DATA ROWS:
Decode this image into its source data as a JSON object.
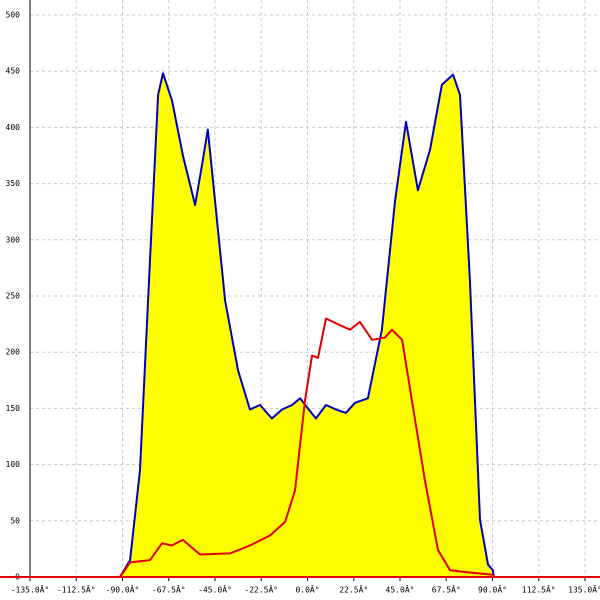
{
  "chart_data": {
    "type": "area-line",
    "xlim": [
      -135,
      135
    ],
    "ylim": [
      0,
      500
    ],
    "xticks": [
      {
        "value": -135,
        "label": "-135.0Â°"
      },
      {
        "value": -112.5,
        "label": "-112.5Â°"
      },
      {
        "value": -90,
        "label": "-90.0Â°"
      },
      {
        "value": -67.5,
        "label": "-67.5Â°"
      },
      {
        "value": -45,
        "label": "-45.0Â°"
      },
      {
        "value": -22.5,
        "label": "-22.5Â°"
      },
      {
        "value": 0,
        "label": "0.0Â°"
      },
      {
        "value": 22.5,
        "label": "22.5Â°"
      },
      {
        "value": 45,
        "label": "45.0Â°"
      },
      {
        "value": 67.5,
        "label": "67.5Â°"
      },
      {
        "value": 90,
        "label": "90.0Â°"
      },
      {
        "value": 112.5,
        "label": "112.5Â°"
      },
      {
        "value": 135,
        "label": "135.0Â°"
      }
    ],
    "yticks": [
      0,
      50,
      100,
      150,
      200,
      250,
      300,
      350,
      400,
      450,
      500
    ],
    "grid": true,
    "axis_color": "#e00000",
    "series": [
      {
        "color": "#0000c0",
        "fill": "#ffff00",
        "x": [
          -91.2,
          -86.3,
          -81.5,
          -76.6,
          -72.7,
          -70.3,
          -65.9,
          -60.6,
          -54.7,
          -51.3,
          -48.5,
          -45.0,
          -40.1,
          -33.8,
          -28.0,
          -23.1,
          -17.3,
          -12.4,
          -7.5,
          -3.6,
          0.2,
          4.1,
          9.0,
          13.9,
          18.7,
          23.1,
          29.4,
          36.2,
          42.6,
          47.9,
          53.7,
          59.6,
          65.4,
          70.8,
          74.2,
          79.0,
          83.9,
          87.8,
          90.2,
          90.7
        ],
        "values": [
          0,
          15,
          95,
          282,
          429,
          448,
          424,
          375,
          331,
          367,
          398,
          335,
          246,
          184,
          149,
          153,
          141,
          149,
          153,
          159,
          150,
          141,
          153,
          149,
          146,
          155,
          159,
          220,
          335,
          405,
          344,
          380,
          438,
          447,
          429,
          264,
          51,
          11,
          6,
          0
        ]
      },
      {
        "color": "#e00000",
        "x": [
          -91.2,
          -86.3,
          -76.6,
          -70.8,
          -66.0,
          -60.6,
          -52.3,
          -37.7,
          -28.0,
          -18.2,
          -10.9,
          -6.1,
          -1.2,
          2.2,
          5.1,
          9.0,
          15.8,
          20.7,
          25.5,
          31.4,
          37.7,
          41.1,
          46.0,
          52.3,
          57.1,
          63.5,
          69.3,
          79.0,
          90.2,
          90.7
        ],
        "values": [
          0,
          13,
          15,
          30,
          28,
          33,
          20,
          21,
          28,
          37,
          49,
          77,
          157,
          197,
          195,
          230,
          224,
          220,
          227,
          211,
          213,
          220,
          211,
          140,
          86,
          24,
          6,
          4,
          2,
          0
        ]
      }
    ]
  }
}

THE PROBLEM:
Each entry must be retyped word for word, with every image omitted.

WRITTEN ANSWER:
Decode this image into its source data as a JSON object.
{
  "chart_data": {
    "type": "area-line",
    "xlim": [
      -135,
      135
    ],
    "ylim": [
      0,
      500
    ],
    "xticks": [
      {
        "value": -135,
        "label": "-135.0Â°"
      },
      {
        "value": -112.5,
        "label": "-112.5Â°"
      },
      {
        "value": -90,
        "label": "-90.0Â°"
      },
      {
        "value": -67.5,
        "label": "-67.5Â°"
      },
      {
        "value": -45,
        "label": "-45.0Â°"
      },
      {
        "value": -22.5,
        "label": "-22.5Â°"
      },
      {
        "value": 0,
        "label": "0.0Â°"
      },
      {
        "value": 22.5,
        "label": "22.5Â°"
      },
      {
        "value": 45,
        "label": "45.0Â°"
      },
      {
        "value": 67.5,
        "label": "67.5Â°"
      },
      {
        "value": 90,
        "label": "90.0Â°"
      },
      {
        "value": 112.5,
        "label": "112.5Â°"
      },
      {
        "value": 135,
        "label": "135.0Â°"
      }
    ],
    "yticks": [
      0,
      50,
      100,
      150,
      200,
      250,
      300,
      350,
      400,
      450,
      500
    ],
    "grid": true,
    "axis_color": "#e00000",
    "series": [
      {
        "color": "#0000c0",
        "fill": "#ffff00",
        "x": [
          -91.2,
          -86.3,
          -81.5,
          -76.6,
          -72.7,
          -70.3,
          -65.9,
          -60.6,
          -54.7,
          -51.3,
          -48.5,
          -45.0,
          -40.1,
          -33.8,
          -28.0,
          -23.1,
          -17.3,
          -12.4,
          -7.5,
          -3.6,
          0.2,
          4.1,
          9.0,
          13.9,
          18.7,
          23.1,
          29.4,
          36.2,
          42.6,
          47.9,
          53.7,
          59.6,
          65.4,
          70.8,
          74.2,
          79.0,
          83.9,
          87.8,
          90.2,
          90.7
        ],
        "values": [
          0,
          15,
          95,
          282,
          429,
          448,
          424,
          375,
          331,
          367,
          398,
          335,
          246,
          184,
          149,
          153,
          141,
          149,
          153,
          159,
          150,
          141,
          153,
          149,
          146,
          155,
          159,
          220,
          335,
          405,
          344,
          380,
          438,
          447,
          429,
          264,
          51,
          11,
          6,
          0
        ]
      },
      {
        "color": "#e00000",
        "x": [
          -91.2,
          -86.3,
          -76.6,
          -70.8,
          -66.0,
          -60.6,
          -52.3,
          -37.7,
          -28.0,
          -18.2,
          -10.9,
          -6.1,
          -1.2,
          2.2,
          5.1,
          9.0,
          15.8,
          20.7,
          25.5,
          31.4,
          37.7,
          41.1,
          46.0,
          52.3,
          57.1,
          63.5,
          69.3,
          79.0,
          90.2,
          90.7
        ],
        "values": [
          0,
          13,
          15,
          30,
          28,
          33,
          20,
          21,
          28,
          37,
          49,
          77,
          157,
          197,
          195,
          230,
          224,
          220,
          227,
          211,
          213,
          220,
          211,
          140,
          86,
          24,
          6,
          4,
          2,
          0
        ]
      }
    ]
  }
}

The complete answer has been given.